Tally the lines that contain the string "针对问题进行解决之意" and state that total without comment.
— start —
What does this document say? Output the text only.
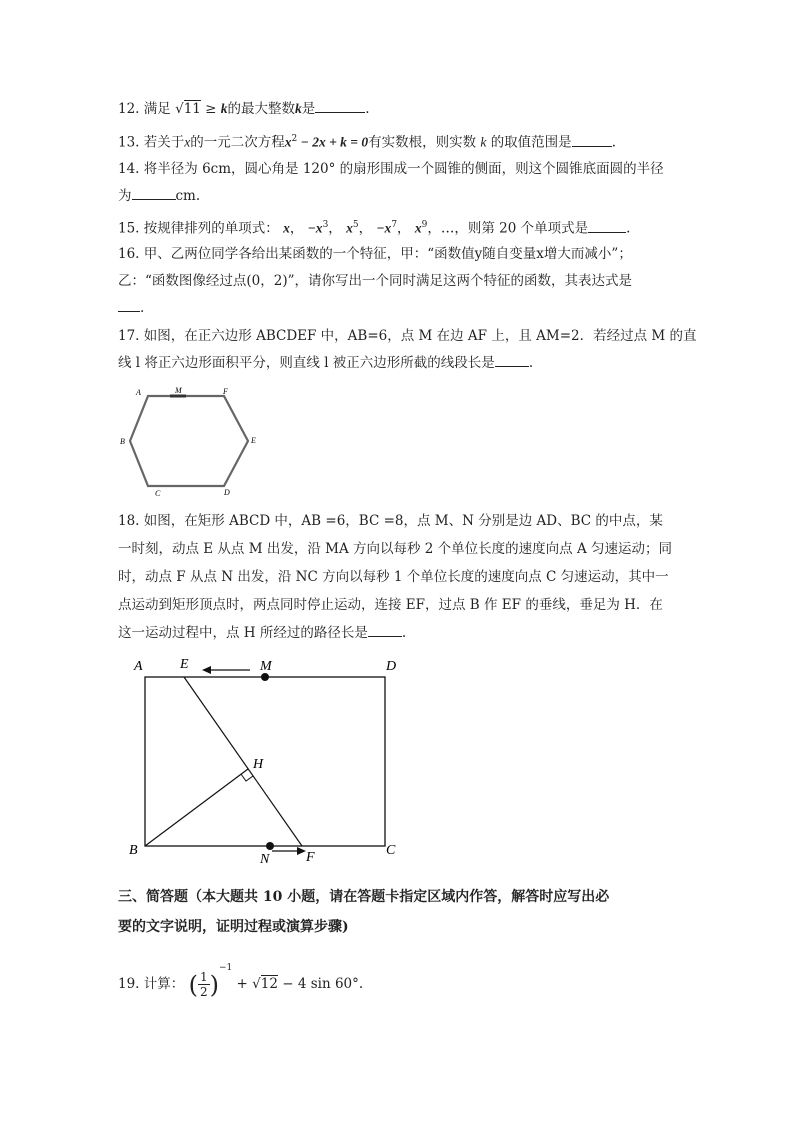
12. 满足 √11 ≥ k的最大整数k是	.
13. 若关于x的一元二次方程$x^2 - 2x + k = 0$有实数根，则实数 k 的取值范围是	.
14. 将半径为 6cm，圆心角是 120° 的扇形围成一个圆锥的侧面，则这个圆锥底面圆的半径
为	cm.
15. 按规律排列的单项式： x， $-x^3$， $x^5$， $-x^7$， $x^9$，…，则第 20 个单项式是	.
16. 甲、乙两位同学各给出某函数的一个特征，甲：“函数值y随自变量x增大而减小”；
乙：“函数图像经过点(0，2)”，请你写出一个同时满足这两个特征的函数，其表达式是
.
17. 如图，在正六边形 ABCDEF 中，AB=6，点 M 在边 AF 上，且 AM=2．若经过点 M 的直
线 l 将正六边形面积平分，则直线 l 被正六边形所截的线段长是	.
A	M	F
E
D
C
B
18. 如图，在矩形 ABCD 中，AB =6，BC =8，点 M、N 分别是边 AD、BC 的中点，某
一时刻，动点 E 从点 M 出发，沿 MA 方向以每秒 2 个单位长度的速度向点 A 匀速运动；同
时，动点 F 从点 N 出发，沿 NC 方向以每秒 1 个单位长度的速度向点 C 匀速运动，其中一
点运动到矩形顶点时，两点同时停止运动，连接 EF，过点 B 作 EF 的垂线，垂足为 H．在
这一运动过程中，点 H 所经过的路径长是	.
A	E	M	D
H
B
N	F	C
三、简答题（本大题共 10 小题，请在答题卡指定区域内作答，解答时应写出必
要的文字说明，证明过程或演算步骤)
19. 计算： ( $\frac{1}{2} )^{-1} + √12 - 4$ sin 60°.
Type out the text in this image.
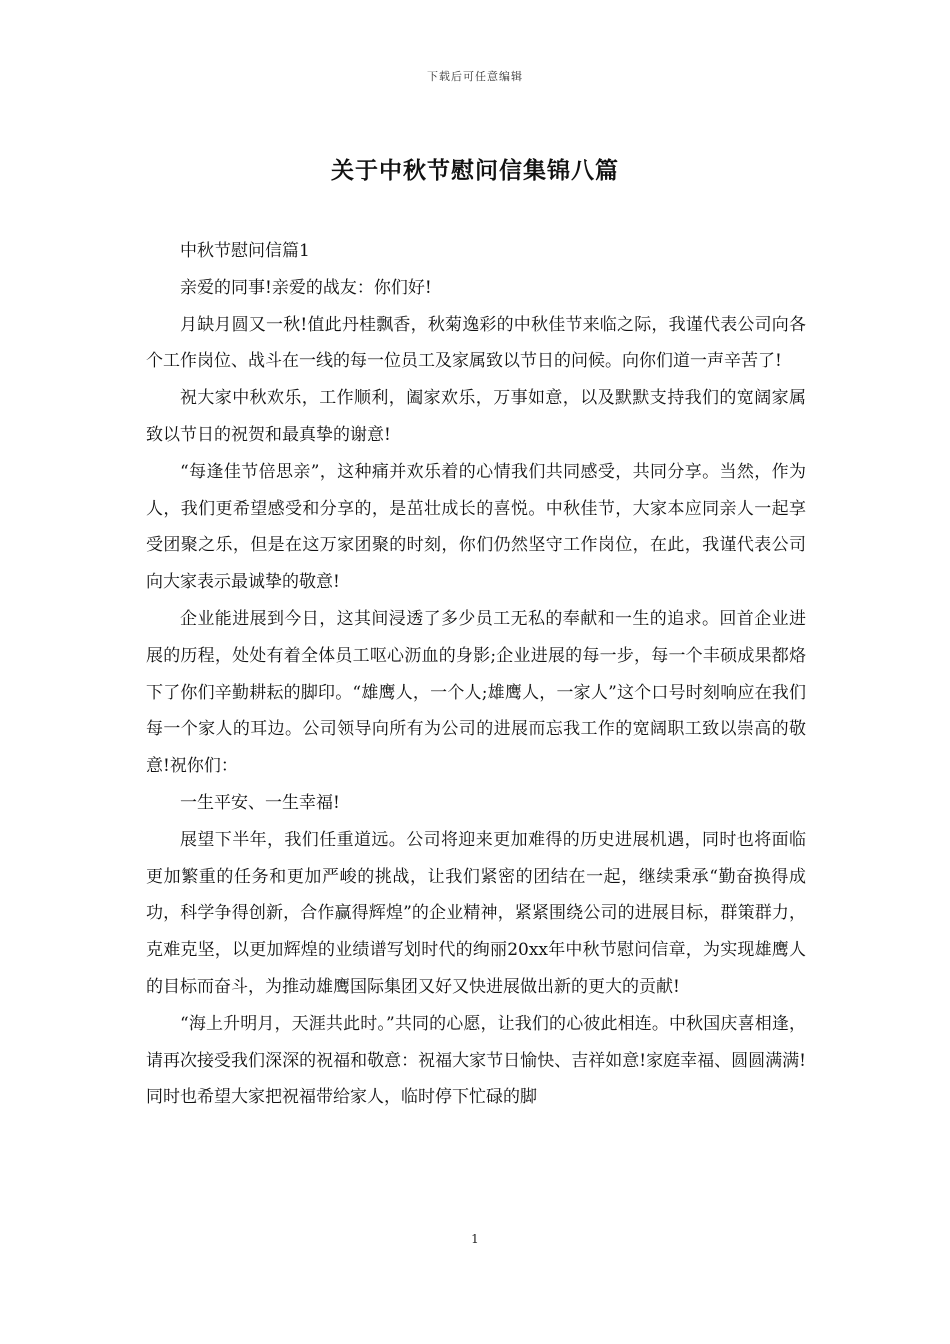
下载后可任意编辑
关于中秋节慰问信集锦八篇

中秋节慰问信篇1

亲爱的同事!亲爱的战友：你们好!

月缺月圆又一秋!值此丹桂飘香，秋菊逸彩的中秋佳节来临之际，我谨代表公司向各个工作岗位、战斗在一线的每一位员工及家属致以节日的问候。向你们道一声辛苦了!

祝大家中秋欢乐，工作顺利，阖家欢乐，万事如意，以及默默支持我们的宽阔家属致以节日的祝贺和最真挚的谢意!

“每逢佳节倍思亲”，这种痛并欢乐着的心情我们共同感受，共同分享。当然，作为人，我们更希望感受和分享的，是茁壮成长的喜悦。中秋佳节，大家本应同亲人一起享受团聚之乐，但是在这万家团聚的时刻，你们仍然坚守工作岗位，在此，我谨代表公司向大家表示最诚挚的敬意!

企业能进展到今日，这其间浸透了多少员工无私的奉献和一生的追求。回首企业进展的历程，处处有着全体员工呕心沥血的身影;企业进展的每一步，每一个丰硕成果都烙下了你们辛勤耕耘的脚印。“雄鹰人，一个人;雄鹰人，一家人”这个口号时刻响应在我们每一个家人的耳边。公司领导向所有为公司的进展而忘我工作的宽阔职工致以崇高的敬意!祝你们：

一生平安、一生幸福!

展望下半年，我们任重道远。公司将迎来更加难得的历史进展机遇，同时也将面临更加繁重的任务和更加严峻的挑战，让我们紧密的团结在一起，继续秉承“勤奋换得成功，科学争得创新，合作赢得辉煌”的企业精神，紧紧围绕公司的进展目标，群策群力，克难克坚，以更加辉煌的业绩谱写划时代的绚丽20xx年中秋节慰问信章，为实现雄鹰人的目标而奋斗，为推动雄鹰国际集团又好又快进展做出新的更大的贡献!

“海上升明月，天涯共此时。”共同的心愿，让我们的心彼此相连。中秋国庆喜相逢，请再次接受我们深深的祝福和敬意：祝福大家节日愉快、吉祥如意!家庭幸福、圆圆满满!同时也希望大家把祝福带给家人，临时停下忙碌的脚

1
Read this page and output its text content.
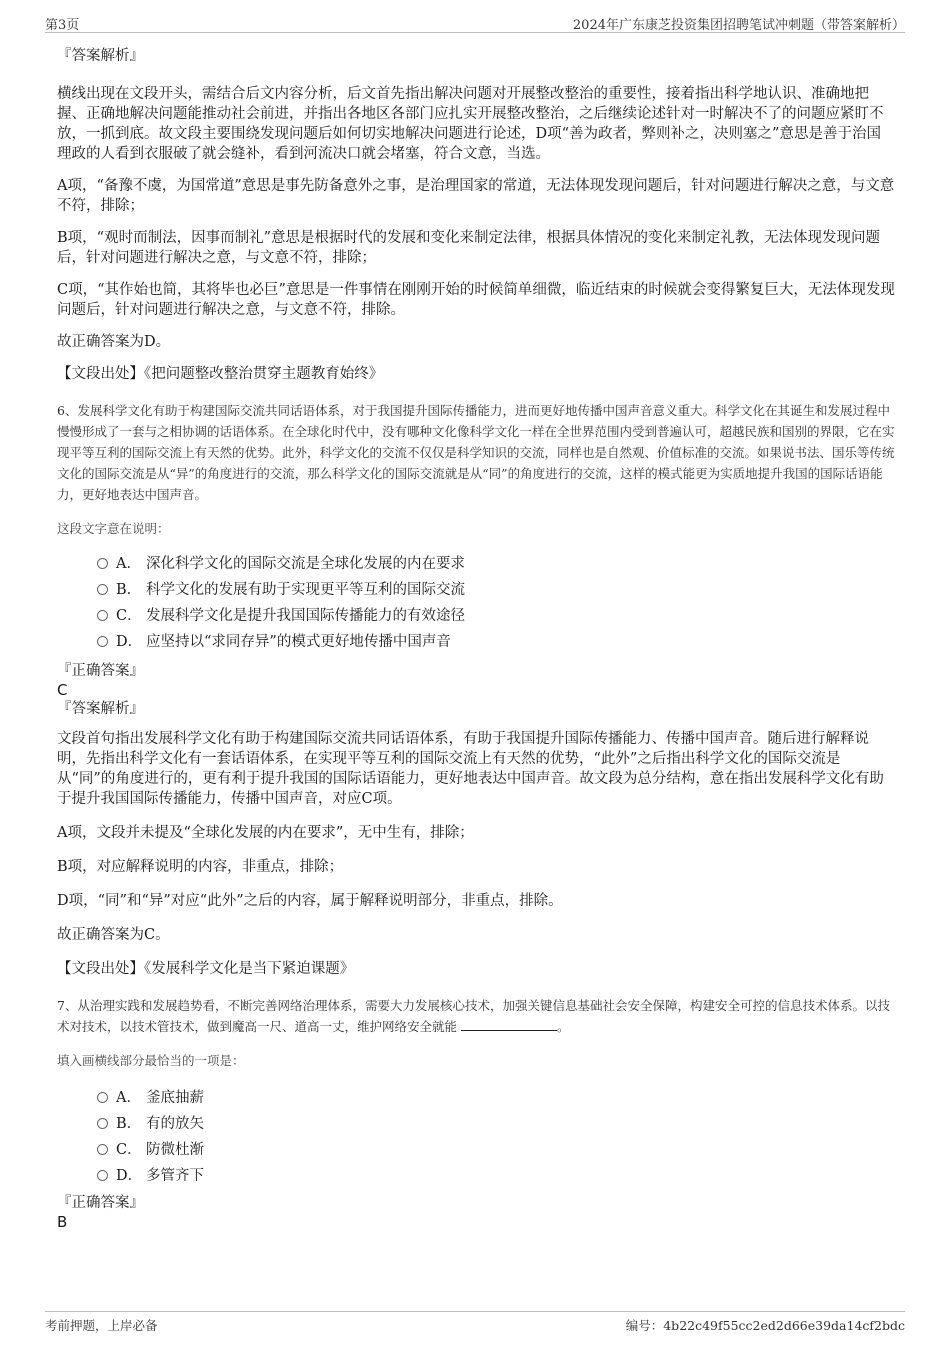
第3页	2024年广东康芝投资集团招聘笔试冲刺题（带答案解析）

『答案解析』

横线出现在文段开头，需结合后文内容分析，后文首先指出解决问题对开展整改整治的重要性，接着指出科学地认识、准确地把握、正确地解决问题能推动社会前进，并指出各地区各部门应扎实开展整改整治，之后继续论述针对一时解决不了的问题应紧盯不放，一抓到底。故文段主要围绕发现问题后如何切实地解决问题进行论述，D项“善为政者，弊则补之，决则塞之”意思是善于治国理政的人看到衣服破了就会缝补，看到河流决口就会堵塞，符合文意，当选。

A项，“备豫不虞，为国常道”意思是事先防备意外之事，是治理国家的常道，无法体现发现问题后，针对问题进行解决之意，与文意不符，排除；

B项，“观时而制法，因事而制礼”意思是根据时代的发展和变化来制定法律，根据具体情况的变化来制定礼教，无法体现发现问题后，针对问题进行解决之意，与文意不符，排除；

C项，“其作始也简，其将毕也必巨”意思是一件事情在刚刚开始的时候简单细微，临近结束的时候就会变得繁复巨大，无法体现发现问题后，针对问题进行解决之意，与文意不符，排除。

故正确答案为D。

【文段出处】《把问题整改整治贯穿主题教育始终》

6、发展科学文化有助于构建国际交流共同话语体系，对于我国提升国际传播能力，进而更好地传播中国声音意义重大。科学文化在其诞生和发展过程中慢慢形成了一套与之相协调的话语体系。在全球化时代中，没有哪种文化像科学文化一样在全世界范围内受到普遍认可，超越民族和国别的界限，它在实现平等互利的国际交流上有天然的优势。此外，科学文化的交流不仅仅是科学知识的交流，同样也是自然观、价值标准的交流。如果说书法、国乐等传统文化的国际交流是从“异”的角度进行的交流，那么科学文化的国际交流就是从“同”的角度进行的交流，这样的模式能更为实质地提升我国的国际话语能力，更好地表达中国声音。

这段文字意在说明：

A． 深化科学文化的国际交流是全球化发展的内在要求
B． 科学文化的发展有助于实现更平等互利的国际交流
C． 发展科学文化是提升我国国际传播能力的有效途径
D． 应坚持以“求同存异”的模式更好地传播中国声音

『正确答案』

C

『答案解析』

文段首句指出发展科学文化有助于构建国际交流共同话语体系，有助于我国提升国际传播能力、传播中国声音。随后进行解释说明，先指出科学文化有一套话语体系，在实现平等互利的国际交流上有天然的优势，“此外”之后指出科学文化的国际交流是从“同”的角度进行的，更有利于提升我国的国际话语能力，更好地表达中国声音。故文段为总分结构，意在指出发展科学文化有助于提升我国国际传播能力，传播中国声音，对应C项。

A项，文段并未提及“全球化发展的内在要求”，无中生有，排除；

B项，对应解释说明的内容，非重点，排除；

D项，“同”和“异”对应“此外”之后的内容，属于解释说明部分，非重点，排除。

故正确答案为C。

【文段出处】《发展科学文化是当下紧迫课题》

7、从治理实践和发展趋势看，不断完善网络治理体系，需要大力发展核心技术，加强关键信息基础社会安全保障，构建安全可控的信息技术体系。以技术对技术，以技术管技术，做到魔高一尺、道高一丈，维护网络安全就能	。

填入画横线部分最恰当的一项是：

A． 釜底抽薪
B． 有的放矢
C． 防微杜渐
D． 多管齐下

『正确答案』

B

考前押题，上岸必备	编号：4b22c49f55cc2ed2d66e39da14cf2bdc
— end —
Written solution: 3